··· DATA ROWS ···
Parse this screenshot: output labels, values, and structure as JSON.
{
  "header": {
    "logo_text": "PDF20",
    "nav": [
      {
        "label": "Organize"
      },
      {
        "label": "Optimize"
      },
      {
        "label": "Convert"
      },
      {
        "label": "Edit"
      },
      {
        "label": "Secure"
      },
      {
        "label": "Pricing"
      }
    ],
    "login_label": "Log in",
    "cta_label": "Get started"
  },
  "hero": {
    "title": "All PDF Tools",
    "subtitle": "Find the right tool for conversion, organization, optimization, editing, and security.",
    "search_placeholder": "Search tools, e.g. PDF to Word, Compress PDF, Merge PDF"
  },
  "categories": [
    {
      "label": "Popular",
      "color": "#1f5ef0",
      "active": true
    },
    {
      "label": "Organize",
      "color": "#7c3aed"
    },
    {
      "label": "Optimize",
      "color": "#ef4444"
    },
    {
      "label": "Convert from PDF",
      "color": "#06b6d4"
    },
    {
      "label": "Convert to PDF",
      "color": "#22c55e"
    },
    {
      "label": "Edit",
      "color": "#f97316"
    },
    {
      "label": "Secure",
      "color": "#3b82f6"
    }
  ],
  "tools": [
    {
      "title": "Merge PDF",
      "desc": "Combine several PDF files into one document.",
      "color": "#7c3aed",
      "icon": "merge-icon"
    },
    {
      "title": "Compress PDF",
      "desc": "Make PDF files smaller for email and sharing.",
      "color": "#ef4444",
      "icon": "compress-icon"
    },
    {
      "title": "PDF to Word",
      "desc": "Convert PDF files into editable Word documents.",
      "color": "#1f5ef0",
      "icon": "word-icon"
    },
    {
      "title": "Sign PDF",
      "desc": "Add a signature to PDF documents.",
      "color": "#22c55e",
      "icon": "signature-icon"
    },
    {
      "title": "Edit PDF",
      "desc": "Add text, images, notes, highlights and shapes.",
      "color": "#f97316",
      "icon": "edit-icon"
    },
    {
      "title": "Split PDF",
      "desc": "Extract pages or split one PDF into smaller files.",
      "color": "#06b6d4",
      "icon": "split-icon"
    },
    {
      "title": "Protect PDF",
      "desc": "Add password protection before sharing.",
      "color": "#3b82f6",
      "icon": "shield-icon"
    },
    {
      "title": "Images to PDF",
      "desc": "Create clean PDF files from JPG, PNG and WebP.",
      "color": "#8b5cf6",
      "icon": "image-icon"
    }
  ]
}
···
Give back the whole listing, word for word.

- [CORRECT ANSWER]:
Parse this screenshot: output labels, values, and structure as JSON.
{
  "header": {
    "logo_text": "PDF20",
    "nav": [
      {
        "label": "Organize"
      },
      {
        "label": "Optimize"
      },
      {
        "label": "Convert"
      },
      {
        "label": "Edit"
      },
      {
        "label": "Secure"
      },
      {
        "label": "Pricing"
      }
    ],
    "login_label": "Log in",
    "cta_label": "Get started"
  },
  "hero": {
    "title": "All PDF Tools",
    "subtitle": "Find the right tool for conversion, organization, optimization, editing, and security.",
    "search_placeholder": "Search tools, e.g. PDF to Word, Compress PDF, Merge PDF"
  },
  "categories": [
    {
      "label": "Popular",
      "color": "#1f5ef0",
      "active": true
    },
    {
      "label": "Organize",
      "color": "#7c3aed"
    },
    {
      "label": "Optimize",
      "color": "#ef4444"
    },
    {
      "label": "Convert from PDF",
      "color": "#06b6d4"
    },
    {
      "label": "Convert to PDF",
      "color": "#22c55e"
    },
    {
      "label": "Edit",
      "color": "#f97316"
    },
    {
      "label": "Secure",
      "color": "#3b82f6"
    }
  ],
  "tools": [
    {
      "title": "Merge PDF",
      "desc": "Combine several PDF files into one document.",
      "color": "#7c3aed",
      "icon": "merge-icon"
    },
    {
      "title": "Compress PDF",
      "desc": "Make PDF files smaller for email and sharing.",
      "color": "#ef4444",
      "icon": "compress-icon"
    },
    {
      "title": "PDF to Word",
      "desc": "Convert PDF files into editable Word documents.",
      "color": "#1f5ef0",
      "icon": "word-icon"
    },
    {
      "title": "Sign PDF",
      "desc": "Add a signature to PDF documents.",
      "color": "#22c55e",
      "icon": "signature-icon"
    },
    {
      "title": "Edit PDF",
      "desc": "Add text, images, notes, highlights and shapes.",
      "color": "#f97316",
      "icon": "edit-icon"
    },
    {
      "title": "Split PDF",
      "desc": "Extract pages or split one PDF into smaller files.",
      "color": "#06b6d4",
      "icon": "split-icon"
    },
    {
      "title": "Protect PDF",
      "desc": "Add password protection before sharing.",
      "color": "#3b82f6",
      "icon": "shield-icon"
    },
    {
      "title": "Images to PDF",
      "desc": "Create clean PDF files from JPG, PNG and WebP.",
      "color": "#8b5cf6",
      "icon": "image-icon"
    }
  ]
}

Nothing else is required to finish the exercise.